- _Supplied entries_:

= = =

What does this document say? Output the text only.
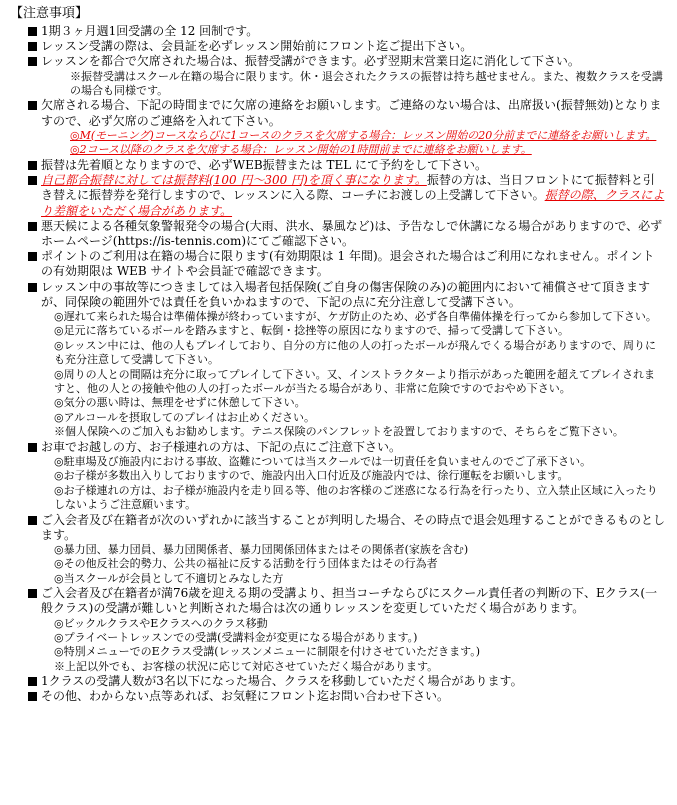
【注意事項】

1期３ヶ月週1回受講の全 12 回制です。

レッスン受講の際は、会員証を必ずレッスン開始前にフロント迄ご提出下さい。

レッスンを都合で欠席された場合は、振替受講ができます。必ず翌期末営業日迄に消化して下さい。

※振替受講はスクール在籍の場合に限ります。休・退会されたクラスの振替は持ち越せません。また、複数クラスを受講の場合も同様です。

欠席される場合、下記の時間までに欠席の連絡をお願いします。ご連絡のない場合は、出席扱い(振替無効)となりますので、必ず欠席のご連絡を入れて下さい。

◎M(モーニング)コースならびに1コースのクラスを欠席する場合：レッスン開始の20分前までに連絡をお願いします。
◎2コース以降のクラスを欠席する場合：レッスン開始の1時間前までに連絡をお願いします。

振替は先着順となりますので、必ずWEB振替または TEL にて予約をして下さい。

自己都合振替に対しては振替料(100 円～300 円)を頂く事になります。振替の方は、当日フロントにて振替料と引き替えに振替券を発行しますので、レッスンに入る際、コーチにお渡しの上受講して下さい。振替の際、クラスにより差額をいただく場合があります。

悪天候による各種気象警報発令の場合(大雨、洪水、暴風など)は、予告なしで休講になる場合がありますので、必ずホームページ(https://is-tennis.com)にてご確認下さい。

ポイントのご利用は在籍の場合に限ります(有効期限は 1 年間)。退会された場合はご利用になれません。ポイントの有効期限は WEB サイトや会員証で確認できます。

レッスン中の事故等につきましては入場者包括保険(ご自身の傷害保険のみ)の範囲内において補償させて頂きますが、同保険の範囲外では責任を負いかねますので、下記の点に充分注意して受講下さい。

◎遅れて来られた場合は準備体操が終わっていますが、ケガ防止のため、必ず各自準備体操を行ってから参加して下さい。
◎足元に落ちているボールを踏みますと、転倒・捻挫等の原因になりますので、掃って受講して下さい。
◎レッスン中には、他の人もプレイしており、自分の方に他の人の打ったボールが飛んでくる場合がありますので、周りにも充分注意して受講して下さい。
◎周りの人との間隔は充分に取ってプレイして下さい。又、インストラクターより指示があった範囲を超えてプレイされますと、他の人との接触や他の人の打ったボールが当たる場合があり、非常に危険ですのでおやめ下さい。
◎気分の悪い時は、無理をせずに休憩して下さい。
◎アルコールを摂取してのプレイはお止めください。
※個人保険へのご加入もお勧めします。テニス保険のパンフレットを設置しておりますので、そちらをご覧下さい。

お車でお越しの方、お子様連れの方は、下記の点にご注意下さい。

◎駐車場及び施設内における事故、盗難については当スクールでは一切責任を負いませんのでご了承下さい。
◎お子様が多数出入りしておりますので、施設内出入口付近及び施設内では、徐行運転をお願いします。
◎お子様連れの方は、お子様が施設内を走り回る等、他のお客様のご迷惑になる行為を行ったり、立入禁止区域に入ったりしないようご注意願います。

ご入会者及び在籍者が次のいずれかに該当することが判明した場合、その時点で退会処理することができるものとします。

◎暴力団、暴力団員、暴力団関係者、暴力団関係団体またはその関係者(家族を含む)
◎その他反社会的勢力、公共の福祉に反する活動を行う団体またはその行為者
◎当スクールが会員として不適切とみなした方

ご入会者及び在籍者が満76歳を迎える期の受講より、担当コーチならびにスクール責任者の判断の下、Eクラス(一般クラス)の受講が難しいと判断された場合は次の通りレッスンを変更していただく場合があります。

◎ビックルクラスやEクラスへのクラス移動
◎プライベートレッスンでの受講(受講料金が変更になる場合があります。)
◎特別メニューでのEクラス受講(レッスンメニューに制限を付けさせていただきます。)
※上記以外でも、お客様の状況に応じて対応させていただく場合があります。

1クラスの受講人数が3名以下になった場合、クラスを移動していただく場合があります。

その他、わからない点等あれば、お気軽にフロント迄お問い合わせ下さい。
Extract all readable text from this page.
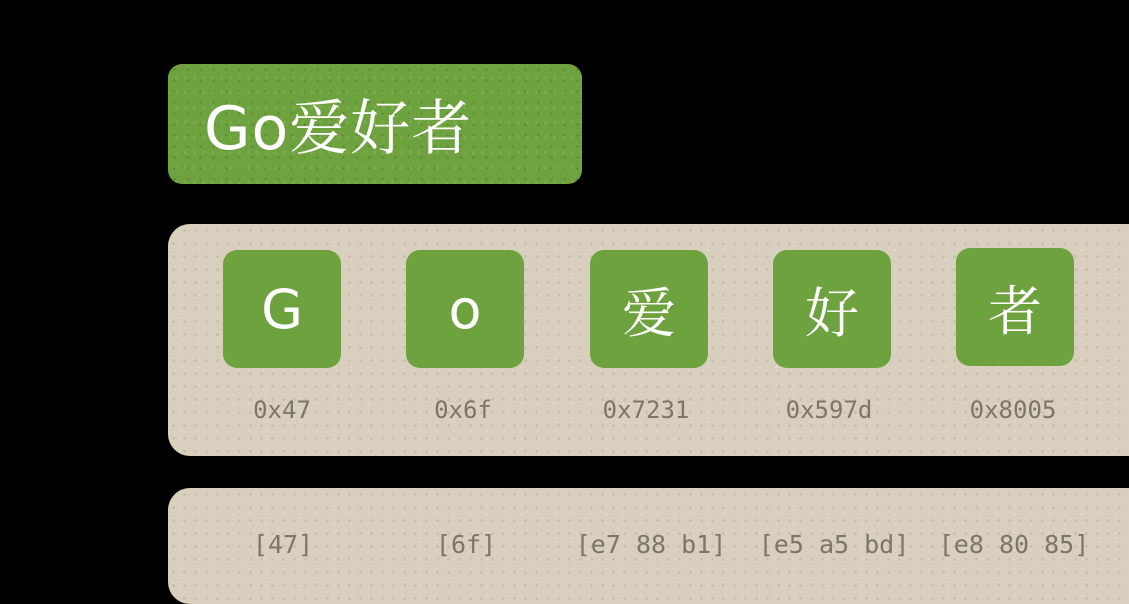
Go爱好者
G	o	爱 好 者
0x47	0x6f	0x7231	0x597d	0x8005
[47]	[6f]	[e7 88 b1]	[e5 a5 bd]	[e8 80 85]
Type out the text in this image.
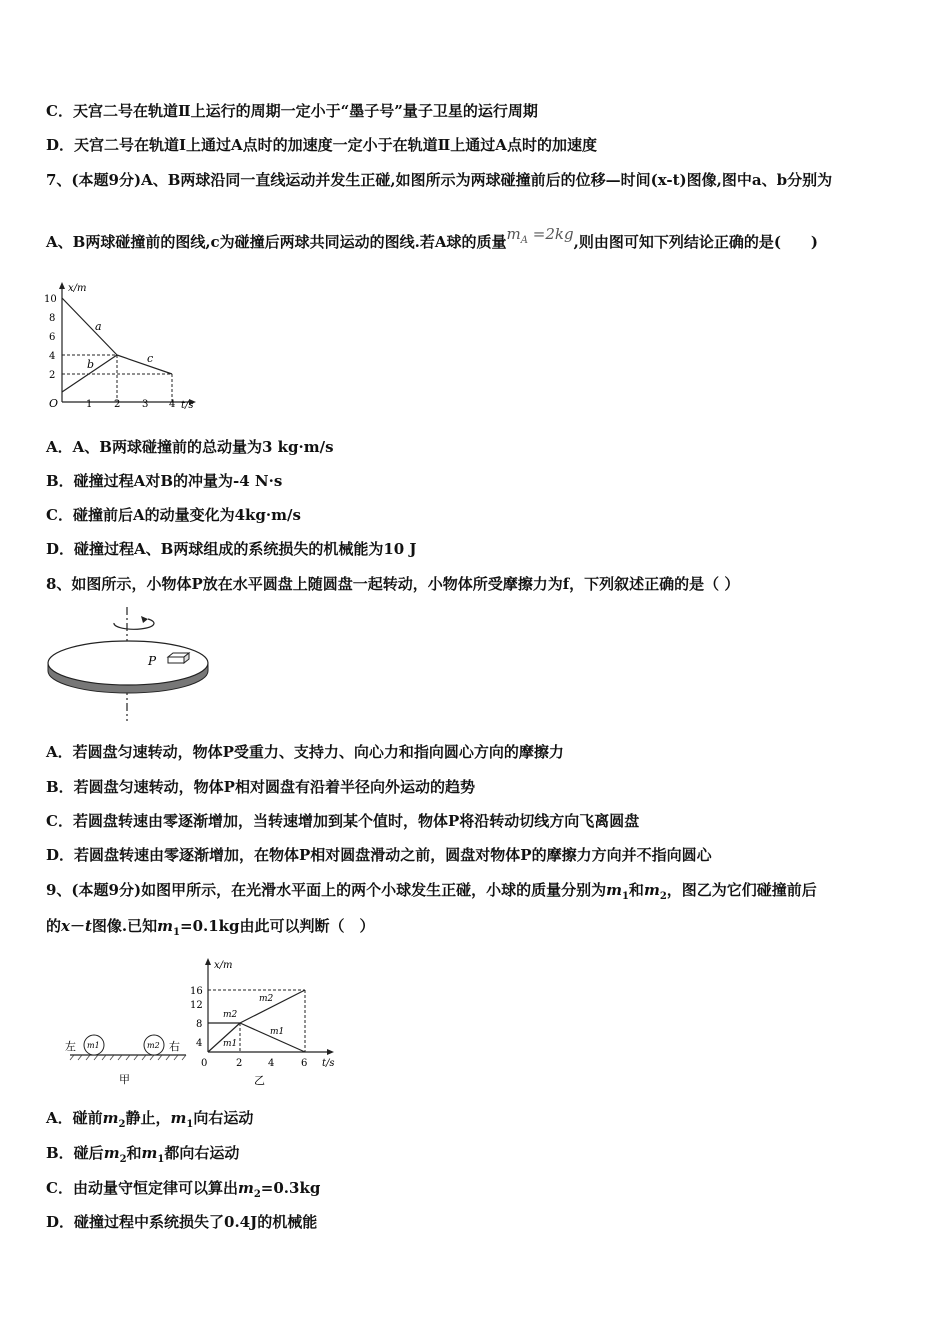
C．天宫二号在轨道Ⅱ上运行的周期一定小于“墨子号”量子卫星的运行周期
D．天宫二号在轨道Ⅰ上通过A点时的加速度一定小于在轨道Ⅱ上通过A点时的加速度
7、(本题9分)A、B两球沿同一直线运动并发生正碰,如图所示为两球碰撞前后的位移—时间(x-t)图像,图中a、b分别为
A、B两球碰撞前的图线,c为碰撞后两球共同运动的图线.若A球的质量$m_A =2kg$,则由图可知下列结论正确的是(　　)
x/m
t/s
O
10
8
6
4
2
1 2 3 4
a
b	c
A．A、B两球碰撞前的总动量为3 kg·m/s
B．碰撞过程A对B的冲量为-4 N·s
C．碰撞前后A的动量变化为4kg·m/s
D．碰撞过程A、B两球组成的系统损失的机械能为10 J
8、如图所示，小物体P放在水平圆盘上随圆盘一起转动，小物体所受摩擦力为f，下列叙述正确的是（ ）
P
A．若圆盘匀速转动，物体P受重力、支持力、向心力和指向圆心方向的摩擦力
B．若圆盘匀速转动，物体P相对圆盘有沿着半径向外运动的趋势
C．若圆盘转速由零逐渐增加，当转速增加到某个值时，物体P将沿转动切线方向飞离圆盘
D．若圆盘转速由零逐渐增加，在物体P相对圆盘滑动之前，圆盘对物体P的摩擦力方向并不指向圆心
9、(本题9分)如图甲所示，在光滑水平面上的两个小球发生正碰，小球的质量分别为$m_1$和$m_2$，图乙为它们碰撞前后
的x－t图像.已知$m_1=0.1kg$由此可以判断（　）
m1	m2
左	右
甲
x/m
t/s
0
16
12
8
4
2	4	6
m2
m1
m2
m1
乙
A．碰前$m_2$静止，$m_1$向右运动
B．碰后$m_2$和$m_1$都向右运动
C．由动量守恒定律可以算出$m_2=0.3kg$
D．碰撞过程中系统损失了0.4J的机械能
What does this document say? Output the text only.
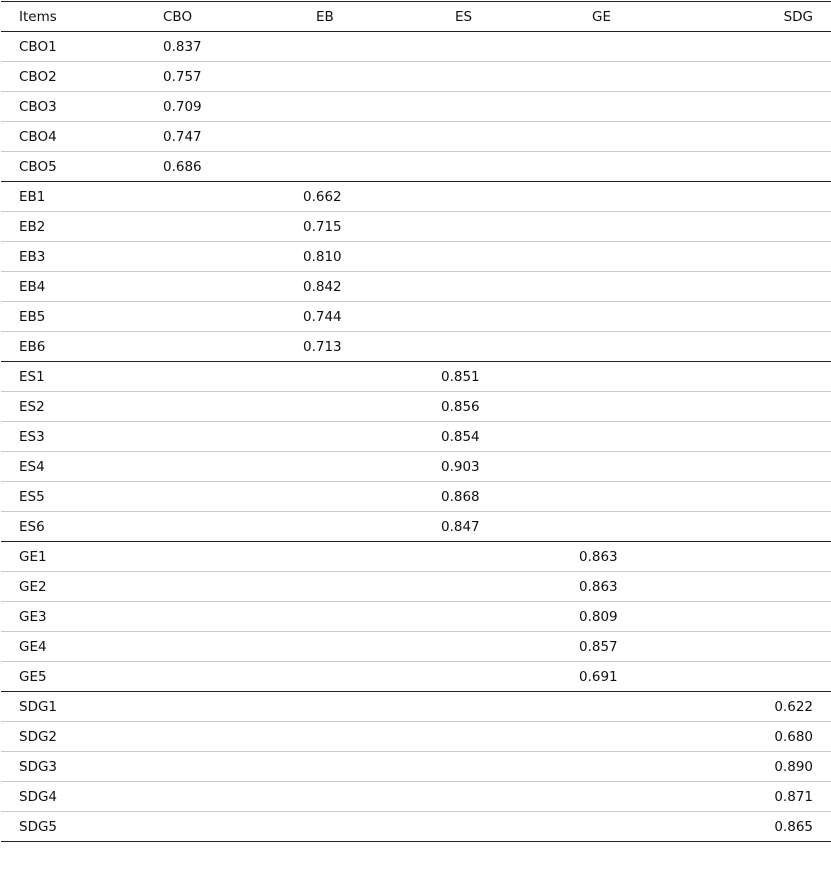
Items	CBO	EB	ES	GE	SDG
CBO1	0.837				
CBO2	0.757				
CBO3	0.709				
CBO4	0.747				
CBO5	0.686				
EB1		0.662			
EB2		0.715			
EB3		0.810			
EB4		0.842			
EB5		0.744			
EB6		0.713			
ES1			0.851		
ES2			0.856		
ES3			0.854		
ES4			0.903		
ES5			0.868		
ES6			0.847		
GE1				0.863	
GE2				0.863	
GE3				0.809	
GE4				0.857	
GE5				0.691	
SDG1					0.622
SDG2					0.680
SDG3					0.890
SDG4					0.871
SDG5					0.865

= = =

- _Goal_:
Which lines contain the word "若圆盘匀速转动"? Copy each one.

- _Correct output_:
A．若圆盘匀速转动，物体P受重力、支持力、向心力和指向圆心方向的摩擦力
B．若圆盘匀速转动，物体P相对圆盘有沿着半径向外运动的趋势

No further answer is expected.